Written task:
Copy the material that follows word for word and omit its pictures.

Supplied records:
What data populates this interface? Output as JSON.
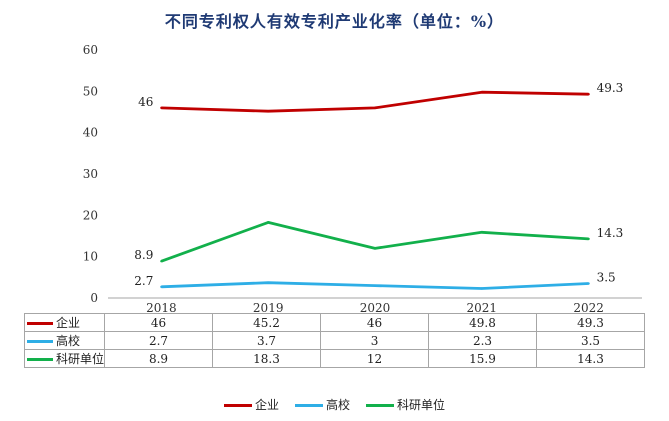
{
  "chart_data": {
    "type": "line",
    "title": "不同专利权人有效专利产业化率（单位：%）",
    "categories": [
      "2018",
      "2019",
      "2020",
      "2021",
      "2022"
    ],
    "ylim": [
      0,
      60
    ],
    "yticks": [
      0,
      10,
      20,
      30,
      40,
      50,
      60
    ],
    "grid": false,
    "legend_position": "bottom",
    "series": [
      {
        "name": "企业",
        "color": "#c00000",
        "values": [
          46,
          45.2,
          46,
          49.8,
          49.3
        ],
        "value_labels": [
          "46",
          "",
          "",
          "",
          "49.3"
        ],
        "table_values": [
          "46",
          "45.2",
          "46",
          "49.8",
          "49.3"
        ]
      },
      {
        "name": "高校",
        "color": "#2eaee6",
        "values": [
          2.7,
          3.7,
          3,
          2.3,
          3.5
        ],
        "value_labels": [
          "2.7",
          "",
          "",
          "",
          "3.5"
        ],
        "table_values": [
          "2.7",
          "3.7",
          "3",
          "2.3",
          "3.5"
        ]
      },
      {
        "name": "科研单位",
        "color": "#12b04b",
        "values": [
          8.9,
          18.3,
          12,
          15.9,
          14.3
        ],
        "value_labels": [
          "8.9",
          "",
          "",
          "",
          "14.3"
        ],
        "table_values": [
          "8.9",
          "18.3",
          "12",
          "15.9",
          "14.3"
        ]
      }
    ]
  }
}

The reply:
What data populates this interface? Output as JSON.
{
  "chart_data": {
    "type": "line",
    "title": "不同专利权人有效专利产业化率（单位：%）",
    "categories": [
      "2018",
      "2019",
      "2020",
      "2021",
      "2022"
    ],
    "ylim": [
      0,
      60
    ],
    "yticks": [
      0,
      10,
      20,
      30,
      40,
      50,
      60
    ],
    "grid": false,
    "legend_position": "bottom",
    "series": [
      {
        "name": "企业",
        "color": "#c00000",
        "values": [
          46,
          45.2,
          46,
          49.8,
          49.3
        ],
        "value_labels": [
          "46",
          "",
          "",
          "",
          "49.3"
        ],
        "table_values": [
          "46",
          "45.2",
          "46",
          "49.8",
          "49.3"
        ]
      },
      {
        "name": "高校",
        "color": "#2eaee6",
        "values": [
          2.7,
          3.7,
          3,
          2.3,
          3.5
        ],
        "value_labels": [
          "2.7",
          "",
          "",
          "",
          "3.5"
        ],
        "table_values": [
          "2.7",
          "3.7",
          "3",
          "2.3",
          "3.5"
        ]
      },
      {
        "name": "科研单位",
        "color": "#12b04b",
        "values": [
          8.9,
          18.3,
          12,
          15.9,
          14.3
        ],
        "value_labels": [
          "8.9",
          "",
          "",
          "",
          "14.3"
        ],
        "table_values": [
          "8.9",
          "18.3",
          "12",
          "15.9",
          "14.3"
        ]
      }
    ]
  }
}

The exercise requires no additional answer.